— START —

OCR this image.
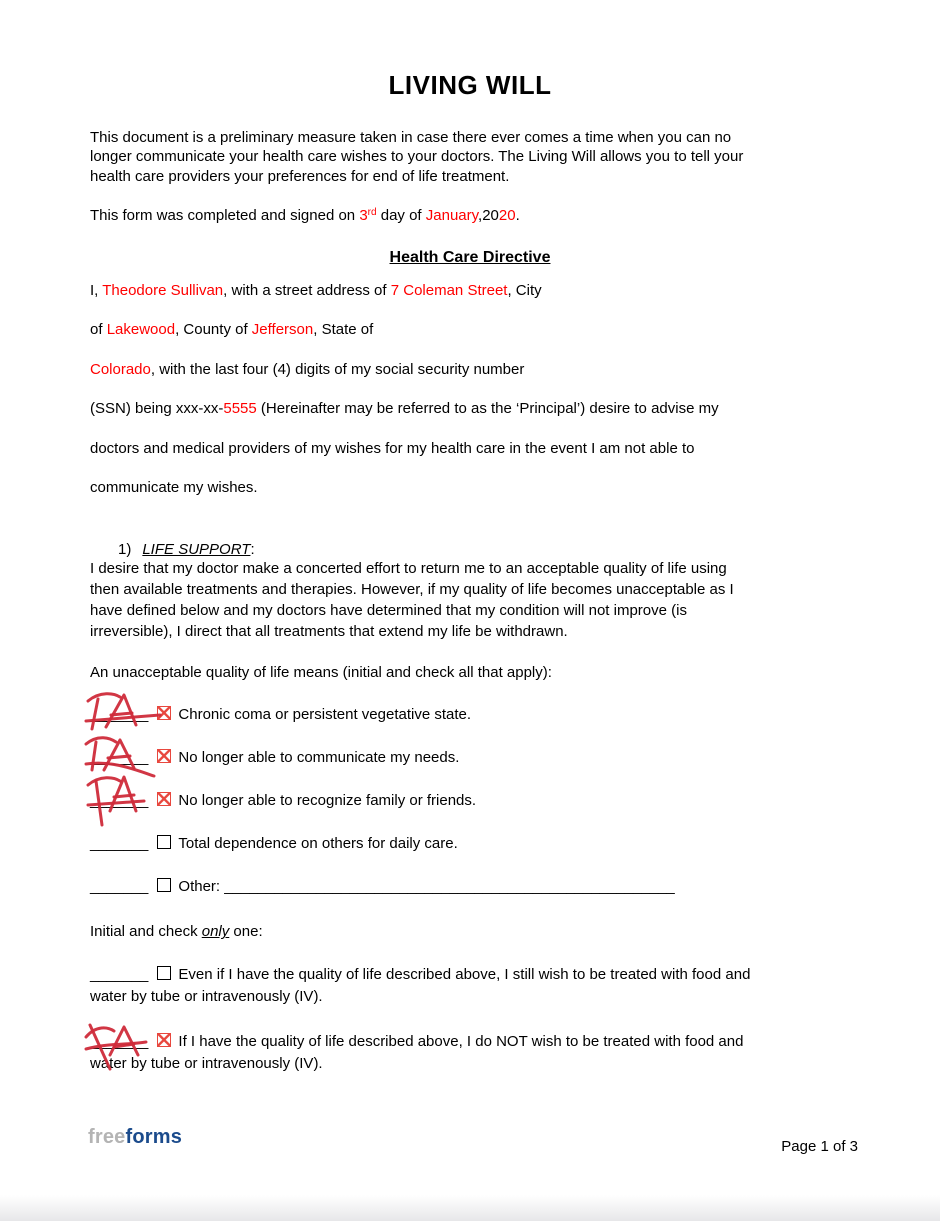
LIVING WILL
This document is a preliminary measure taken in case there ever comes a time when you can no
longer communicate your health care wishes to your doctors. The Living Will allows you to tell your
health care providers your preferences for end of life treatment.
This form was completed and signed on 3rd day of January,2020.
Health Care Directive
I, Theodore Sullivan, with a street address of 7 Coleman Street, City
of Lakewood, County of Jefferson, State of
Colorado, with the last four (4) digits of my social security number
(SSN) being xxx-xx-5555 (Hereinafter may be referred to as the ‘Principal’) desire to advise my
doctors and medical providers of my wishes for my health care in the event I am not able to
communicate my wishes.
1) LIFE SUPPORT:
I desire that my doctor make a concerted effort to return me to an acceptable quality of life using
then available treatments and therapies. However, if my quality of life becomes unacceptable as I
have defined below and my doctors have determined that my condition will not improve (is
irreversible), I direct that all treatments that extend my life be withdrawn.
An unacceptable quality of life means (initial and check all that apply):
_______ Chronic coma or persistent vegetative state.
_______ No longer able to communicate my needs.
_______ No longer able to recognize family or friends.
_______ Total dependence on others for daily care.
_______ Other: ______________________________________________________
Initial and check only one:
_______ Even if I have the quality of life described above, I still wish to be treated with food and
water by tube or intravenously (IV).
_______ If I have the quality of life described above, I do NOT wish to be treated with food and
water by tube or intravenously (IV).
freeforms	Page 1 of 3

— END —

Task to carry out >> The data above needs to be retyped exactly, with the images left out.

Final result >>
OCR this image.
LIVING WILL
This document is a preliminary measure taken in case there ever comes a time when you can no
longer communicate your health care wishes to your doctors. The Living Will allows you to tell your
health care providers your preferences for end of life treatment.
This form was completed and signed on 3rd day of January,2020.
Health Care Directive
I, Theodore Sullivan, with a street address of 7 Coleman Street, City
of Lakewood, County of Jefferson, State of
Colorado, with the last four (4) digits of my social security number
(SSN) being xxx-xx-5555 (Hereinafter may be referred to as the ‘Principal’) desire to advise my
doctors and medical providers of my wishes for my health care in the event I am not able to
communicate my wishes.
1) LIFE SUPPORT:
I desire that my doctor make a concerted effort to return me to an acceptable quality of life using
then available treatments and therapies. However, if my quality of life becomes unacceptable as I
have defined below and my doctors have determined that my condition will not improve (is
irreversible), I direct that all treatments that extend my life be withdrawn.
An unacceptable quality of life means (initial and check all that apply):
_______ Chronic coma or persistent vegetative state.
_______ No longer able to communicate my needs.
_______ No longer able to recognize family or friends.
_______ Total dependence on others for daily care.
_______ Other: ______________________________________________________
Initial and check only one:
_______ Even if I have the quality of life described above, I still wish to be treated with food and
water by tube or intravenously (IV).
_______ If I have the quality of life described above, I do NOT wish to be treated with food and
water by tube or intravenously (IV).
freeforms	Page 1 of 3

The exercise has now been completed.